| Records provided |
######
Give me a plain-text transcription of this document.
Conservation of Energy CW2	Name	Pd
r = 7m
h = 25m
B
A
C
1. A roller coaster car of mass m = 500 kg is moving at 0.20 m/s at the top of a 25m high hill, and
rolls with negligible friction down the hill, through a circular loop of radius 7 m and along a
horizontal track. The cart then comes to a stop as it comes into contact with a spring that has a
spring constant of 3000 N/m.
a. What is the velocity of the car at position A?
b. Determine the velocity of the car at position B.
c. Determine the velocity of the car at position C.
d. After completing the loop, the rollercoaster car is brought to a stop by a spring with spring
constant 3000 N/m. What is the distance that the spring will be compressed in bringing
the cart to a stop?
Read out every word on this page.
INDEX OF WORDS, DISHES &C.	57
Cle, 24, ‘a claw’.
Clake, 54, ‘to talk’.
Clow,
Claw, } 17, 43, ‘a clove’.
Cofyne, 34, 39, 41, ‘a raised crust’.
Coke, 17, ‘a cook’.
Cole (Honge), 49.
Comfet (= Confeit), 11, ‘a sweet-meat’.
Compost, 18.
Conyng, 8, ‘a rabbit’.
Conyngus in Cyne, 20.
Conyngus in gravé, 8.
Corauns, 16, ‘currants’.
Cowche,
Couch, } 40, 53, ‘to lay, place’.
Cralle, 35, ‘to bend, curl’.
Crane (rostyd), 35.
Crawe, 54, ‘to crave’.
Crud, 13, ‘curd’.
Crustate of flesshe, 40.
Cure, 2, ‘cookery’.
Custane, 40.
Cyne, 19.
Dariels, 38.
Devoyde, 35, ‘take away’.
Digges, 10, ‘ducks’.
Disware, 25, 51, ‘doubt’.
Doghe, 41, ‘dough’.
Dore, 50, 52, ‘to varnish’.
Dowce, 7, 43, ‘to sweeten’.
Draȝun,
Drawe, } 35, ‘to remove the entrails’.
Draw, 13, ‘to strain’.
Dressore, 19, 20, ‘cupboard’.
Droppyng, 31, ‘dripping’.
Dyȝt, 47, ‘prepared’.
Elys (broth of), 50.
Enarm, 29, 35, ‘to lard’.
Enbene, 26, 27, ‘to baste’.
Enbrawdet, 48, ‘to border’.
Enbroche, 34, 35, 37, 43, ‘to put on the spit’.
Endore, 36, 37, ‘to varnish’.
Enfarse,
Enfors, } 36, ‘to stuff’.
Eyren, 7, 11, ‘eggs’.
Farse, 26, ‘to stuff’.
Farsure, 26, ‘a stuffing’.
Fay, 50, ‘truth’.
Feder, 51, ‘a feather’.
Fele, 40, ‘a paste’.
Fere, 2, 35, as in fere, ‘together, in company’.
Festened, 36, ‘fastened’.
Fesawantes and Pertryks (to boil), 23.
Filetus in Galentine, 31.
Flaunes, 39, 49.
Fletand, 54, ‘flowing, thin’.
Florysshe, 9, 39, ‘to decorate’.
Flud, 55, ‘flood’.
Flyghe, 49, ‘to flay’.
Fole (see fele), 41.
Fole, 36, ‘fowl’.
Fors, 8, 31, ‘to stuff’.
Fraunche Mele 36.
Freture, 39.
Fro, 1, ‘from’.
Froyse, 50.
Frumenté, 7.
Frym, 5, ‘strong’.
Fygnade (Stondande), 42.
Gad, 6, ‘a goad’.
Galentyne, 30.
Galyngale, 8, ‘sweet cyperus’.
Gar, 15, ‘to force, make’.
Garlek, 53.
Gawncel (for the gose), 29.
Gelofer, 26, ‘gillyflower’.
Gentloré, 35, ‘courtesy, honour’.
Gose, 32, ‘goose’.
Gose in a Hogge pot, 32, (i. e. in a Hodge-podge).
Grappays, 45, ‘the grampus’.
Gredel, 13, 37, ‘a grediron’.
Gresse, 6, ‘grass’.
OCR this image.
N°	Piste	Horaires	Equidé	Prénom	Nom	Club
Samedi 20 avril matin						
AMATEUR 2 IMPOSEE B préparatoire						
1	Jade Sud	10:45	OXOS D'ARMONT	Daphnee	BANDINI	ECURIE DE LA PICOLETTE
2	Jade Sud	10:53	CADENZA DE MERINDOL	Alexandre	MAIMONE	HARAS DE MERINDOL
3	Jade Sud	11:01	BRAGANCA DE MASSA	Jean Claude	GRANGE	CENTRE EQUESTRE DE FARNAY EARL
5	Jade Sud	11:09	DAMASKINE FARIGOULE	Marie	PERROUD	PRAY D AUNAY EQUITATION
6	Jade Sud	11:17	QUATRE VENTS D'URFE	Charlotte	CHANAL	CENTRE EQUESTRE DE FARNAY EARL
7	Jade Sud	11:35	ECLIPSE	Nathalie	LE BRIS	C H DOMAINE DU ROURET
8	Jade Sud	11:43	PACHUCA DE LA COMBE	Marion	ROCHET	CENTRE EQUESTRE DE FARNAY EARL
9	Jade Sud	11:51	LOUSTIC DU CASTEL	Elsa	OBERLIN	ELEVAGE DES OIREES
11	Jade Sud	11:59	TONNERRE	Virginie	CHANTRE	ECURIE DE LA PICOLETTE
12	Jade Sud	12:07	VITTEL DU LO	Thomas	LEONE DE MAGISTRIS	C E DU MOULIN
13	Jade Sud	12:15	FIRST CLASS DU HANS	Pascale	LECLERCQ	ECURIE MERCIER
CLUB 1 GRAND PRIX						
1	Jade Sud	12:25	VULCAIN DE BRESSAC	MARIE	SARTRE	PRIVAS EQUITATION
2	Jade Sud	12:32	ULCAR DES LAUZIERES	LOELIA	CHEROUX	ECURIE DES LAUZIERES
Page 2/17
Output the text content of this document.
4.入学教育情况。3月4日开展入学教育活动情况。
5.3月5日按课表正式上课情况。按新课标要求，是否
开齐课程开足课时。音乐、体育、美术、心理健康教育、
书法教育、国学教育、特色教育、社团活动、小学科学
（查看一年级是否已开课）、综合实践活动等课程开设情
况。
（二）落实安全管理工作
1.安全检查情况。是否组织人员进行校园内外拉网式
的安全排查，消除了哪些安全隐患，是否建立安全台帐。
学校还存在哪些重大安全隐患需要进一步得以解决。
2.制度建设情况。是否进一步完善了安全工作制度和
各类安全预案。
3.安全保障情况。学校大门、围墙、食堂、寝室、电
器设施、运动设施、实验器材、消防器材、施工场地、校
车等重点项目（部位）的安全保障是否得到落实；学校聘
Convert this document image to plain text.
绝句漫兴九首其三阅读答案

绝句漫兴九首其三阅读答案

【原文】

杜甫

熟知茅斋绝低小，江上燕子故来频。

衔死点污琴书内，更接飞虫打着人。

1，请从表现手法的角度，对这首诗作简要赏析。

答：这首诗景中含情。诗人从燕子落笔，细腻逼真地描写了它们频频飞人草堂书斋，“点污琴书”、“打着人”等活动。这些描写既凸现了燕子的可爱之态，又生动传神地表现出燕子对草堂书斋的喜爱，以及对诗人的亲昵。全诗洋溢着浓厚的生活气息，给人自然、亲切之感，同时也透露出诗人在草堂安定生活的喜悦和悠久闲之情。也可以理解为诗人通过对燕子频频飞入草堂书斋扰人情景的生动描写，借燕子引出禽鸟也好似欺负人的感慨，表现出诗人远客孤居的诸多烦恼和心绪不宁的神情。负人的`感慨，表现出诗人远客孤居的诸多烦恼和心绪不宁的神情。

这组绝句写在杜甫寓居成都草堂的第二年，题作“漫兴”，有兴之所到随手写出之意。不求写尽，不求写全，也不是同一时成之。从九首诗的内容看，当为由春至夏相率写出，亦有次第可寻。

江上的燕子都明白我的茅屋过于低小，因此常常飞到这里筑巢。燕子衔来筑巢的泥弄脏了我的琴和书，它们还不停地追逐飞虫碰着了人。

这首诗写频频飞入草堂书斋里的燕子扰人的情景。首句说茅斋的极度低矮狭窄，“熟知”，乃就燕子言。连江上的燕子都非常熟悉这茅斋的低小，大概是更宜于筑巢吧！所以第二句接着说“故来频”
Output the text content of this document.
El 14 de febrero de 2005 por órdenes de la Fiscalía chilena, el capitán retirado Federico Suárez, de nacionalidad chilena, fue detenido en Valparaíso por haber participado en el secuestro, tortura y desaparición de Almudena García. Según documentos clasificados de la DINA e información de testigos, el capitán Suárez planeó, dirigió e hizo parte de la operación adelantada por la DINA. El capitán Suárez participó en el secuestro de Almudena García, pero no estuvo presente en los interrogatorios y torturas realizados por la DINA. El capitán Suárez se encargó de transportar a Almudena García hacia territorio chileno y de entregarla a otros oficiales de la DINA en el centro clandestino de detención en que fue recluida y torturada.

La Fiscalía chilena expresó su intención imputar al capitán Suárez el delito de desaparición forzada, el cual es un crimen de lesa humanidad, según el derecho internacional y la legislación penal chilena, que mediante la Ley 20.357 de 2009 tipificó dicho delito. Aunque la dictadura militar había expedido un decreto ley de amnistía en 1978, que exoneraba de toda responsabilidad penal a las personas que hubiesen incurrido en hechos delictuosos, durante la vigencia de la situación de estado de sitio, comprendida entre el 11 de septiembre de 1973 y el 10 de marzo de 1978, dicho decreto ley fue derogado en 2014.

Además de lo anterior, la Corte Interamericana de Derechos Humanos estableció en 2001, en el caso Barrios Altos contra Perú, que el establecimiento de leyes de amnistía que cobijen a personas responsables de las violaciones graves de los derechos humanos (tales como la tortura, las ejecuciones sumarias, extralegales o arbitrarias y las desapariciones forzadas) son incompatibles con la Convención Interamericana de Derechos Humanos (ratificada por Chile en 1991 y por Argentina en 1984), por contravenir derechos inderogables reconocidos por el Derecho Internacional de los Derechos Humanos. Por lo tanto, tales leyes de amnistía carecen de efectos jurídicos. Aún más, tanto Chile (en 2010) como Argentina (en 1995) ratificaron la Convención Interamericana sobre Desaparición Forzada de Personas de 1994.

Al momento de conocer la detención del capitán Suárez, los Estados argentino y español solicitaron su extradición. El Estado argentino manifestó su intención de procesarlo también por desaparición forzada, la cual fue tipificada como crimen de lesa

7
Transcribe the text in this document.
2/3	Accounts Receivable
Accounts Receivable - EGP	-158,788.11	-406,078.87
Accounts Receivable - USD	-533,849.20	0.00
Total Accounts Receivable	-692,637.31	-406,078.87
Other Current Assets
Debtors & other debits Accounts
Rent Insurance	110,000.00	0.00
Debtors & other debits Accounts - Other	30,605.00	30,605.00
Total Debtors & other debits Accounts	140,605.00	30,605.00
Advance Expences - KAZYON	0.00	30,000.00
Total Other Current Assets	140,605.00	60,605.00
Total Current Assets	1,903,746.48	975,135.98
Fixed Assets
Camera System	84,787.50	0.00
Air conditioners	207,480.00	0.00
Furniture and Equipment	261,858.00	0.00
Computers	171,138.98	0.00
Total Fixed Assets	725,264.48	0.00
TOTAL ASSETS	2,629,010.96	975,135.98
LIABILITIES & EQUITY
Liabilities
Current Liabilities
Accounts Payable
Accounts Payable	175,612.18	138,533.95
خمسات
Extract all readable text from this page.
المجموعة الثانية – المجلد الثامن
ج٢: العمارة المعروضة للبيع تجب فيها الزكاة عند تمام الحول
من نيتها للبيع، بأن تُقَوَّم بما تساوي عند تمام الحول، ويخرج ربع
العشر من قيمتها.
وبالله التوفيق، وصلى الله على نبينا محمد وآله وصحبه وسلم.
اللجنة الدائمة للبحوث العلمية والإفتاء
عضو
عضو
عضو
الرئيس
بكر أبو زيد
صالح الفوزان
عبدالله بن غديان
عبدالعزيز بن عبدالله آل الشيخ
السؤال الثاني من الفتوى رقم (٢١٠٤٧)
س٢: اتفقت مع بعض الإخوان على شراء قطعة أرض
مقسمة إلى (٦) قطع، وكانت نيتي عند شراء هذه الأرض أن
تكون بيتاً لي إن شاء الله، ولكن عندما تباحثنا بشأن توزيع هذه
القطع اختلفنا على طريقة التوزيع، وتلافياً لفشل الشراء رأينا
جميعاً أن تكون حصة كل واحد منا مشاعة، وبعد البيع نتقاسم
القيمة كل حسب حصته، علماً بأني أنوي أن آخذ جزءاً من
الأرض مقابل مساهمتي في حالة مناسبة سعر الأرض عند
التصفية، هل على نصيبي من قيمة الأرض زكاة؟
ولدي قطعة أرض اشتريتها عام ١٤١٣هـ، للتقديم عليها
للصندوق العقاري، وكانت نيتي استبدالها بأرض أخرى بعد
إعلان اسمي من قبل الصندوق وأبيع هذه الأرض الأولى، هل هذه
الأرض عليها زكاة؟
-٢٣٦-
######
Identify each line in the records above containing the word "تكون"; copy those lines.

تكون بيتاً لي إن شاء الله، ولكن عندما تباحثنا بشأن توزيع هذه
جميعاً أن تكون حصة كل واحد منا مشاعة، وبعد البيع نتقاسم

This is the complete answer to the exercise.